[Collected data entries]

--

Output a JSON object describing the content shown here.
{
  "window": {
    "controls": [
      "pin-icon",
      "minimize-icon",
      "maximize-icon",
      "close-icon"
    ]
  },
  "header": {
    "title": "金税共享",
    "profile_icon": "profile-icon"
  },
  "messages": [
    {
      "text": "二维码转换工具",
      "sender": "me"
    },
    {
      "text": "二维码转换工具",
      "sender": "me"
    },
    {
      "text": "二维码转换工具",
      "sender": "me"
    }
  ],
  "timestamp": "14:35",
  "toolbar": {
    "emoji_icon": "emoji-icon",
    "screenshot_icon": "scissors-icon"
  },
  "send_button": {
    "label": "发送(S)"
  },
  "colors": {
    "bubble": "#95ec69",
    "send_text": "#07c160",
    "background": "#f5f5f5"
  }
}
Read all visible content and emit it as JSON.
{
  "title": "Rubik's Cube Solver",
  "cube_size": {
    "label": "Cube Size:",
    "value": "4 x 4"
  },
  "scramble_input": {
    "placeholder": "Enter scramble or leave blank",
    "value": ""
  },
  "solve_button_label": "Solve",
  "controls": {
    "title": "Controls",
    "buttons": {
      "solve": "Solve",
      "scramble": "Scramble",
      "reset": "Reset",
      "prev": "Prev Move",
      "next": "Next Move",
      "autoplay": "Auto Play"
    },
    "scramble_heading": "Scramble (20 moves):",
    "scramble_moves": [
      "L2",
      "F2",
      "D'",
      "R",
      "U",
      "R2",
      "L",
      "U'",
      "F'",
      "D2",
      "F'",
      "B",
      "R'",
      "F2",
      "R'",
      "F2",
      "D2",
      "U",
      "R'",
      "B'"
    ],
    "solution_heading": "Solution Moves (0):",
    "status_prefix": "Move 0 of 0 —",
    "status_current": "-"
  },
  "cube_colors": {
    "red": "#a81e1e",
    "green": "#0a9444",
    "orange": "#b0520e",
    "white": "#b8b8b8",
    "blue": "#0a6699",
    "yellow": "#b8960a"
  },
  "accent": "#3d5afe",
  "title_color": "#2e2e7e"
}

--

= WORK TO COMPLETE =
Copy each line of the data exactly, leaving nothing out.

= SOLUTION TO THE EXERCISE =
Output a JSON object describing the content shown here.
{
  "window": {
    "controls": [
      "pin-icon",
      "minimize-icon",
      "maximize-icon",
      "close-icon"
    ]
  },
  "header": {
    "title": "金税共享",
    "profile_icon": "profile-icon"
  },
  "messages": [
    {
      "text": "二维码转换工具",
      "sender": "me"
    },
    {
      "text": "二维码转换工具",
      "sender": "me"
    },
    {
      "text": "二维码转换工具",
      "sender": "me"
    }
  ],
  "timestamp": "14:35",
  "toolbar": {
    "emoji_icon": "emoji-icon",
    "screenshot_icon": "scissors-icon"
  },
  "send_button": {
    "label": "发送(S)"
  },
  "colors": {
    "bubble": "#95ec69",
    "send_text": "#07c160",
    "background": "#f5f5f5"
  }
}
Read all visible content and emit it as JSON.
{
  "title": "Rubik's Cube Solver",
  "cube_size": {
    "label": "Cube Size:",
    "value": "4 x 4"
  },
  "scramble_input": {
    "placeholder": "Enter scramble or leave blank",
    "value": ""
  },
  "solve_button_label": "Solve",
  "controls": {
    "title": "Controls",
    "buttons": {
      "solve": "Solve",
      "scramble": "Scramble",
      "reset": "Reset",
      "prev": "Prev Move",
      "next": "Next Move",
      "autoplay": "Auto Play"
    },
    "scramble_heading": "Scramble (20 moves):",
    "scramble_moves": [
      "L2",
      "F2",
      "D'",
      "R",
      "U",
      "R2",
      "L",
      "U'",
      "F'",
      "D2",
      "F'",
      "B",
      "R'",
      "F2",
      "R'",
      "F2",
      "D2",
      "U",
      "R'",
      "B'"
    ],
    "solution_heading": "Solution Moves (0):",
    "status_prefix": "Move 0 of 0 —",
    "status_current": "-"
  },
  "cube_colors": {
    "red": "#a81e1e",
    "green": "#0a9444",
    "orange": "#b0520e",
    "white": "#b8b8b8",
    "blue": "#0a6699",
    "yellow": "#b8960a"
  },
  "accent": "#3d5afe",
  "title_color": "#2e2e7e"
}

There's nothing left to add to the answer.